Recorded data:
○ ○ ○ ○

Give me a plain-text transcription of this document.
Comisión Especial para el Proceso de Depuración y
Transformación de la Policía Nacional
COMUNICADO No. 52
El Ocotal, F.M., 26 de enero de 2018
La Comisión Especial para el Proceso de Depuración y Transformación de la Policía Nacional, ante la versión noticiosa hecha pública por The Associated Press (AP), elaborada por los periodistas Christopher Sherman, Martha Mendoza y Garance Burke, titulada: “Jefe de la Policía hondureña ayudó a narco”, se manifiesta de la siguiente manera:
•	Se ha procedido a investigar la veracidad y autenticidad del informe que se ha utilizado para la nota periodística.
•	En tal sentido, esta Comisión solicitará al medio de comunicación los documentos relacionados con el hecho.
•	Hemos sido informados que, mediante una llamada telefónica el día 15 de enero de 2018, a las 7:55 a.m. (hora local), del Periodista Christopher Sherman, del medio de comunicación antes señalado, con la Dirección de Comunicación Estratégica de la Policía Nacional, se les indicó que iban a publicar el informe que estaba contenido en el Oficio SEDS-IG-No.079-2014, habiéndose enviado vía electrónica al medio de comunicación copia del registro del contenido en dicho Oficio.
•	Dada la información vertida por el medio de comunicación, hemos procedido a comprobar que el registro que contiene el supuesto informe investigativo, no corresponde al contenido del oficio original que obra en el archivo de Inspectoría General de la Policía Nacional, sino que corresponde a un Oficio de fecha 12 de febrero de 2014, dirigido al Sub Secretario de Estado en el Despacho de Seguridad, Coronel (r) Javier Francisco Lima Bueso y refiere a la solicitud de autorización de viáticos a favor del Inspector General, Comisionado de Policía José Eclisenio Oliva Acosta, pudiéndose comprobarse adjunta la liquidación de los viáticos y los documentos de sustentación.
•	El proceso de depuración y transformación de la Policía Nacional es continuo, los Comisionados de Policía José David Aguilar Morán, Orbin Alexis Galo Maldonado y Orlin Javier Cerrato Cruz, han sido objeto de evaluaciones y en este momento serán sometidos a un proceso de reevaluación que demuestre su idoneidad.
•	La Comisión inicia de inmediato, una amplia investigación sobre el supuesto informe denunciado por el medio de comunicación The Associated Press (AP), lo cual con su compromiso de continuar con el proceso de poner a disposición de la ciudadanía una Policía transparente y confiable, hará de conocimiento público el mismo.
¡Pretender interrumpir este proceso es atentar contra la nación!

○ ○ ○ ○

Give the listing again, word for word.

ANSWER
Give me a plain-text transcription of this document.
Comisión Especial para el Proceso de Depuración y
Transformación de la Policía Nacional
COMUNICADO No. 52
El Ocotal, F.M., 26 de enero de 2018
La Comisión Especial para el Proceso de Depuración y Transformación de la Policía Nacional, ante la versión noticiosa hecha pública por The Associated Press (AP), elaborada por los periodistas Christopher Sherman, Martha Mendoza y Garance Burke, titulada: “Jefe de la Policía hondureña ayudó a narco”, se manifiesta de la siguiente manera:
•	Se ha procedido a investigar la veracidad y autenticidad del informe que se ha utilizado para la nota periodística.
•	En tal sentido, esta Comisión solicitará al medio de comunicación los documentos relacionados con el hecho.
•	Hemos sido informados que, mediante una llamada telefónica el día 15 de enero de 2018, a las 7:55 a.m. (hora local), del Periodista Christopher Sherman, del medio de comunicación antes señalado, con la Dirección de Comunicación Estratégica de la Policía Nacional, se les indicó que iban a publicar el informe que estaba contenido en el Oficio SEDS-IG-No.079-2014, habiéndose enviado vía electrónica al medio de comunicación copia del registro del contenido en dicho Oficio.
•	Dada la información vertida por el medio de comunicación, hemos procedido a comprobar que el registro que contiene el supuesto informe investigativo, no corresponde al contenido del oficio original que obra en el archivo de Inspectoría General de la Policía Nacional, sino que corresponde a un Oficio de fecha 12 de febrero de 2014, dirigido al Sub Secretario de Estado en el Despacho de Seguridad, Coronel (r) Javier Francisco Lima Bueso y refiere a la solicitud de autorización de viáticos a favor del Inspector General, Comisionado de Policía José Eclisenio Oliva Acosta, pudiéndose comprobarse adjunta la liquidación de los viáticos y los documentos de sustentación.
•	El proceso de depuración y transformación de la Policía Nacional es continuo, los Comisionados de Policía José David Aguilar Morán, Orbin Alexis Galo Maldonado y Orlin Javier Cerrato Cruz, han sido objeto de evaluaciones y en este momento serán sometidos a un proceso de reevaluación que demuestre su idoneidad.
•	La Comisión inicia de inmediato, una amplia investigación sobre el supuesto informe denunciado por el medio de comunicación The Associated Press (AP), lo cual con su compromiso de continuar con el proceso de poner a disposición de la ciudadanía una Policía transparente y confiable, hará de conocimiento público el mismo.
¡Pretender interrumpir este proceso es atentar contra la nación!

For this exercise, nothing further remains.